* **What to work on**
From the listing below, pick out each line with the word "document".

* **Dataset**
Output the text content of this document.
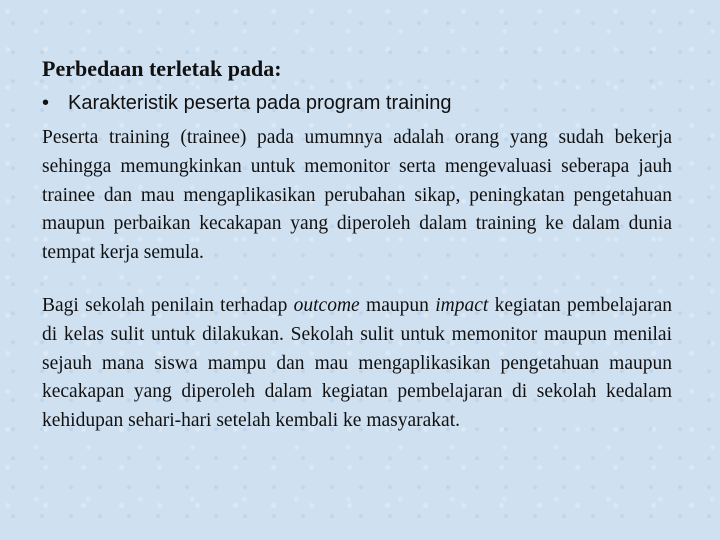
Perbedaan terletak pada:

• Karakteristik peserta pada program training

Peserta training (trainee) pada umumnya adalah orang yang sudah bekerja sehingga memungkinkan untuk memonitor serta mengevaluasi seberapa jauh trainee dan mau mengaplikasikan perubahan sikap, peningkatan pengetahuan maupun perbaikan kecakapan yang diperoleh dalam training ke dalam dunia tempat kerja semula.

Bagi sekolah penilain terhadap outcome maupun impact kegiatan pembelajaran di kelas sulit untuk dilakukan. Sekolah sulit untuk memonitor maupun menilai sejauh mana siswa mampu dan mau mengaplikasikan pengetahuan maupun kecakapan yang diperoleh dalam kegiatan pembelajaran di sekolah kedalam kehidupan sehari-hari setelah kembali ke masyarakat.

==

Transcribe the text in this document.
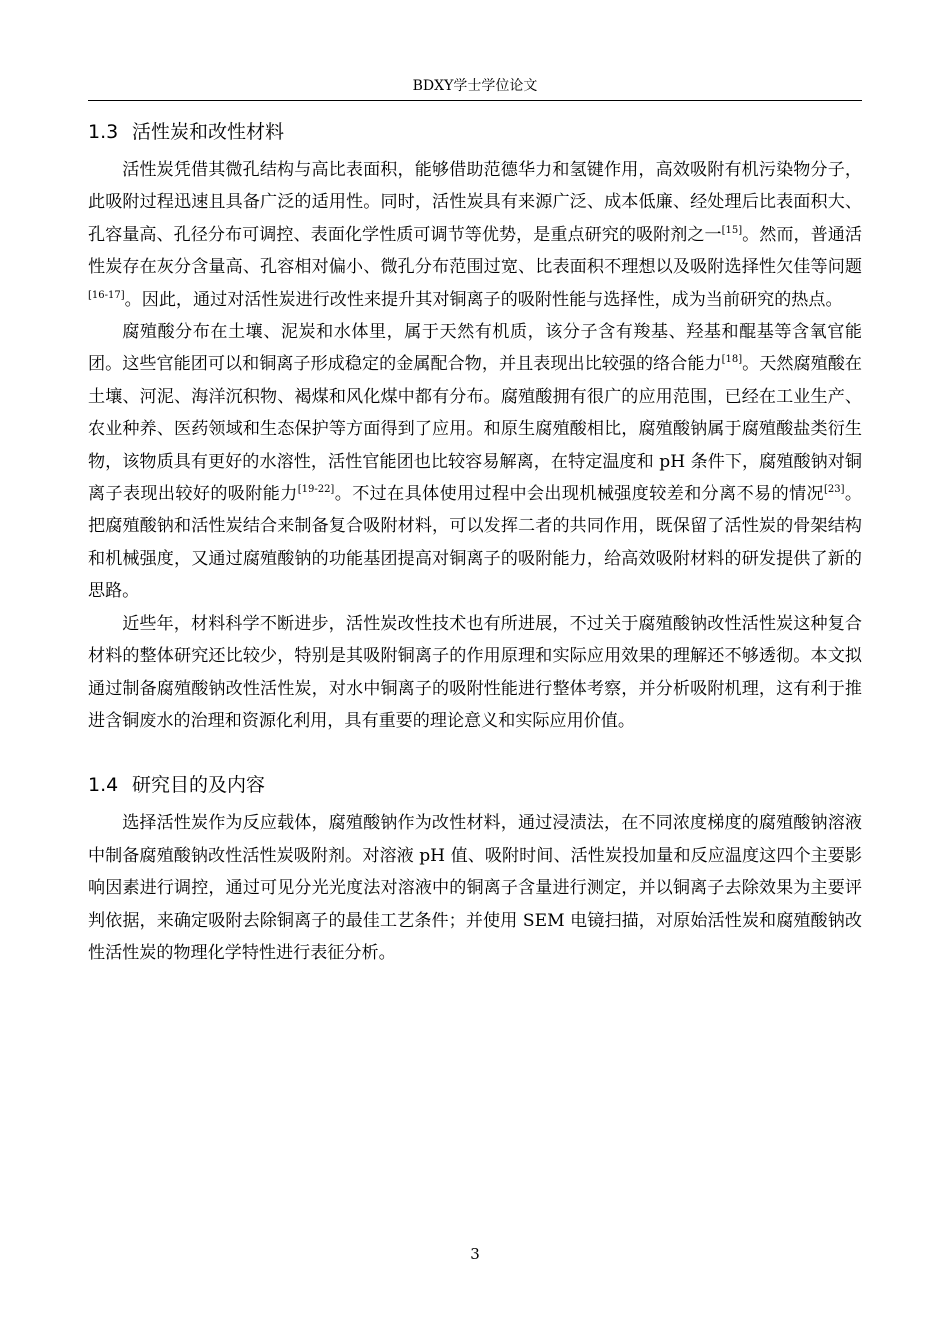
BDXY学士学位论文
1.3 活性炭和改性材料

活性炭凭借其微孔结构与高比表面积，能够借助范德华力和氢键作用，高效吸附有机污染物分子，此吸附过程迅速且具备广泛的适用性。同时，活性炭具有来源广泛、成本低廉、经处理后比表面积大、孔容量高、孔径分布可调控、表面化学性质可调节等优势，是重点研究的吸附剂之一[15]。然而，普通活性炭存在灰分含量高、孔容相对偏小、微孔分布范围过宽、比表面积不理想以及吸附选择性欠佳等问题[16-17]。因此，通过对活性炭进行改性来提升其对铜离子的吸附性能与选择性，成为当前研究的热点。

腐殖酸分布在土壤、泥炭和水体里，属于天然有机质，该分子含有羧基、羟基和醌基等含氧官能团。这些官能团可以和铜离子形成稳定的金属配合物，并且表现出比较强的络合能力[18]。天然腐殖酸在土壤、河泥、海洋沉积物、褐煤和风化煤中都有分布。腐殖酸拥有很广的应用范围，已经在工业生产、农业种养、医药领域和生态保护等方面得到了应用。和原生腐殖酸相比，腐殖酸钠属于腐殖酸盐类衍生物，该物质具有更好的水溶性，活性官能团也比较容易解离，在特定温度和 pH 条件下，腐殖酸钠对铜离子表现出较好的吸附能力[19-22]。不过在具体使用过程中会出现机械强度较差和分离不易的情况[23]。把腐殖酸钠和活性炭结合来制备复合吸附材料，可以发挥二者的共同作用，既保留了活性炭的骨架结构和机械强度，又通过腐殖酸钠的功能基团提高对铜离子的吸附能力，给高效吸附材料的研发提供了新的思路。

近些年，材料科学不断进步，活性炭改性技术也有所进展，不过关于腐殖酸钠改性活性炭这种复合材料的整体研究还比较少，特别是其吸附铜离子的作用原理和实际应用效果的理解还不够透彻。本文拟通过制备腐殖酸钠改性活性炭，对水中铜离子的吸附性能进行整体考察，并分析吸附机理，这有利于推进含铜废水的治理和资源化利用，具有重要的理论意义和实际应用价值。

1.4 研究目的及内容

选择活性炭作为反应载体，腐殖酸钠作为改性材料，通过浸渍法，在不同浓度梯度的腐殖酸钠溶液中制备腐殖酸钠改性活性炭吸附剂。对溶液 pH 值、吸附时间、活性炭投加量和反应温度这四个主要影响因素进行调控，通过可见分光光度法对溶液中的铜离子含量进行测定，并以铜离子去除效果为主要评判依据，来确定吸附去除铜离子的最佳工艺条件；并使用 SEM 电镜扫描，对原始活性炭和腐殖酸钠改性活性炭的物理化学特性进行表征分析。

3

* **Answer to this task**
Output the text content of this document.
Transcribe the text in this document.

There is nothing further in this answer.